Given exercise: Write out the records that appear below, verbatim and complete, but without pictures.

Information given:
══════════════════════════════
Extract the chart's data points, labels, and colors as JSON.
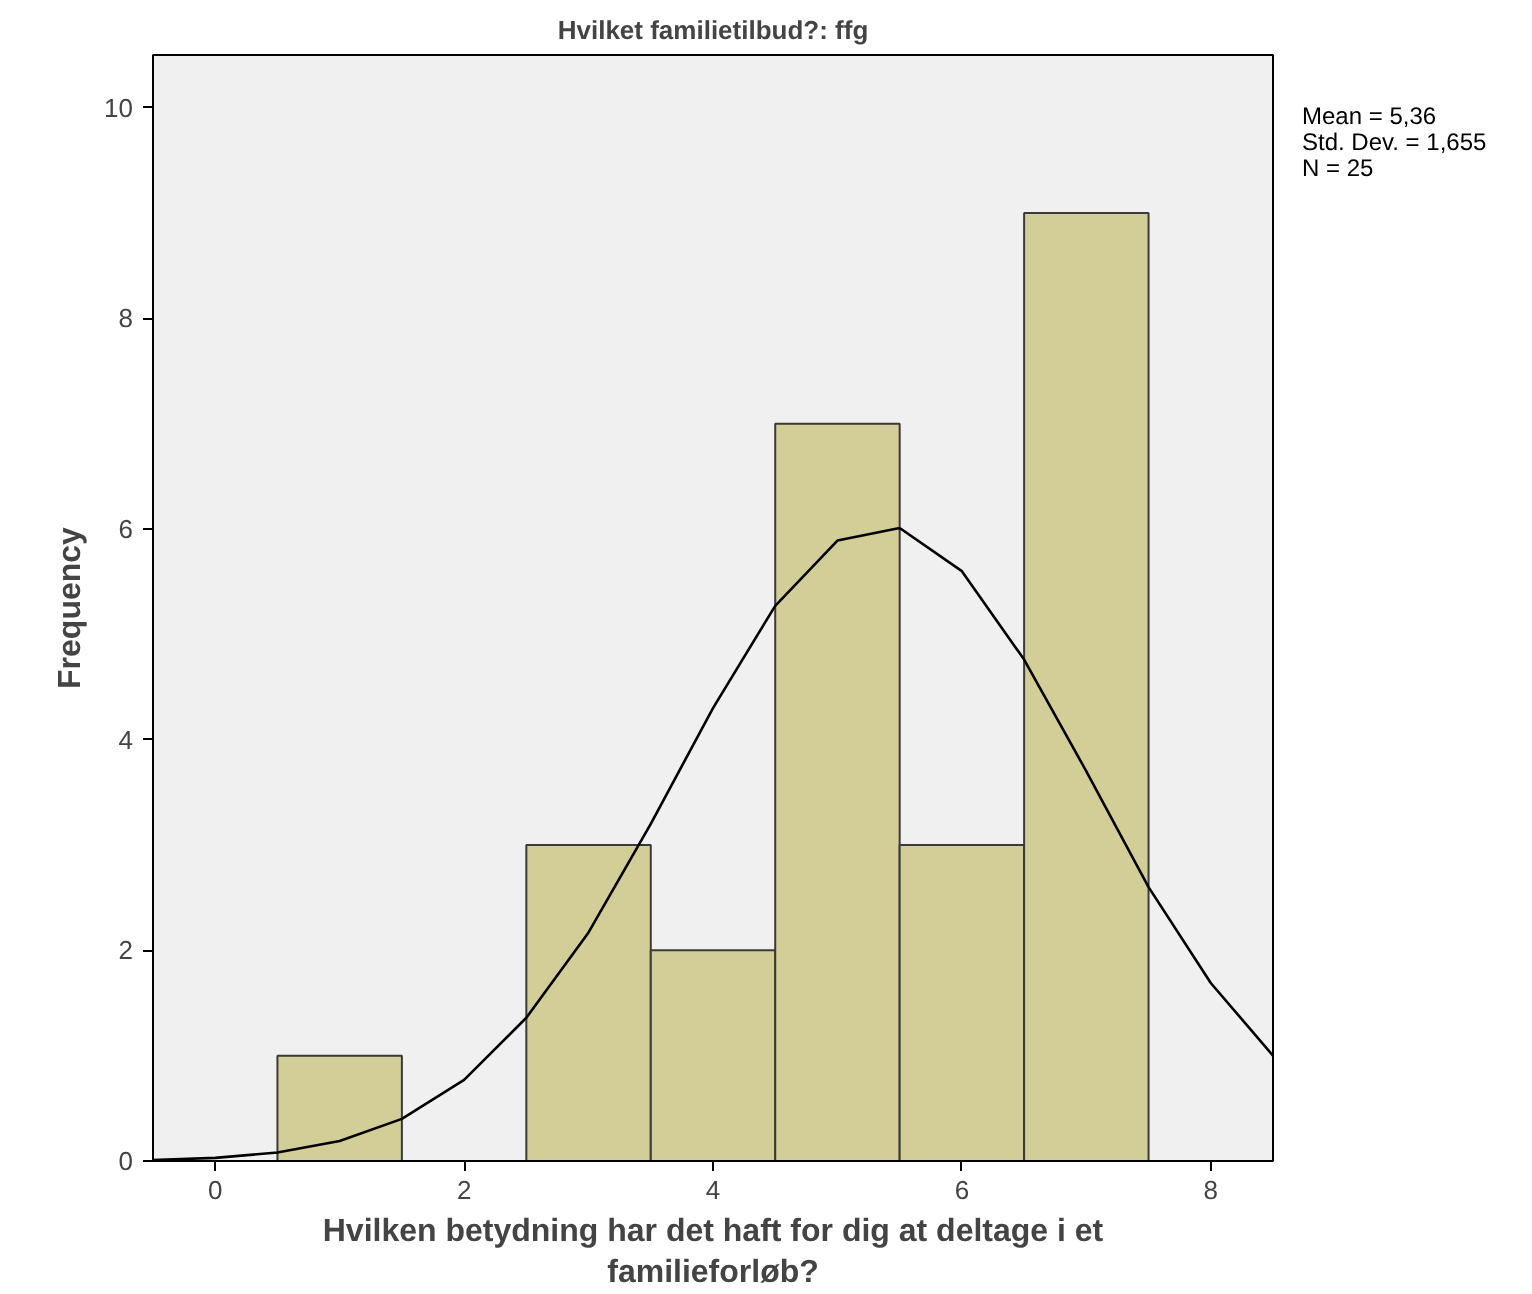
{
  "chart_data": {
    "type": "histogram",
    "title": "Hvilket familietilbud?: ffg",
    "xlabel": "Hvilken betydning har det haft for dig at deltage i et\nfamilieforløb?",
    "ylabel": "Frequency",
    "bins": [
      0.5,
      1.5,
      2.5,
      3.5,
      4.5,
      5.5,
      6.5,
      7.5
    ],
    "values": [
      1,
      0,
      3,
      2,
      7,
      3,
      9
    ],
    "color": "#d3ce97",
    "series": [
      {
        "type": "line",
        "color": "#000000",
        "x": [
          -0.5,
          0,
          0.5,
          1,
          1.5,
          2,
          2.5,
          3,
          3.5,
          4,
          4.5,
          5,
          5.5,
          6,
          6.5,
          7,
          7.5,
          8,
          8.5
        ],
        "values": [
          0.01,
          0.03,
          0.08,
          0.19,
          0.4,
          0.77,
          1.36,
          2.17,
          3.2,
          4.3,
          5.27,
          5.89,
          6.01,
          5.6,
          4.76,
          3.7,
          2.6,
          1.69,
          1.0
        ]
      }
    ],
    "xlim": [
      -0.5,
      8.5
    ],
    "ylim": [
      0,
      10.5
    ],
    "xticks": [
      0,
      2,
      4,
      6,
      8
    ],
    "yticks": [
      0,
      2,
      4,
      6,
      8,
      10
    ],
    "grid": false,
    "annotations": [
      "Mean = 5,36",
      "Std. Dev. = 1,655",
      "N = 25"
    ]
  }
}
══════════════════════════════
Response:
Extract the chart's data points, labels, and colors as JSON.
{
  "chart_data": {
    "type": "histogram",
    "title": "Hvilket familietilbud?: ffg",
    "xlabel": "Hvilken betydning har det haft for dig at deltage i et\nfamilieforløb?",
    "ylabel": "Frequency",
    "bins": [
      0.5,
      1.5,
      2.5,
      3.5,
      4.5,
      5.5,
      6.5,
      7.5
    ],
    "values": [
      1,
      0,
      3,
      2,
      7,
      3,
      9
    ],
    "color": "#d3ce97",
    "series": [
      {
        "type": "line",
        "color": "#000000",
        "x": [
          -0.5,
          0,
          0.5,
          1,
          1.5,
          2,
          2.5,
          3,
          3.5,
          4,
          4.5,
          5,
          5.5,
          6,
          6.5,
          7,
          7.5,
          8,
          8.5
        ],
        "values": [
          0.01,
          0.03,
          0.08,
          0.19,
          0.4,
          0.77,
          1.36,
          2.17,
          3.2,
          4.3,
          5.27,
          5.89,
          6.01,
          5.6,
          4.76,
          3.7,
          2.6,
          1.69,
          1.0
        ]
      }
    ],
    "xlim": [
      -0.5,
      8.5
    ],
    "ylim": [
      0,
      10.5
    ],
    "xticks": [
      0,
      2,
      4,
      6,
      8
    ],
    "yticks": [
      0,
      2,
      4,
      6,
      8,
      10
    ],
    "grid": false,
    "annotations": [
      "Mean = 5,36",
      "Std. Dev. = 1,655",
      "N = 25"
    ]
  }
}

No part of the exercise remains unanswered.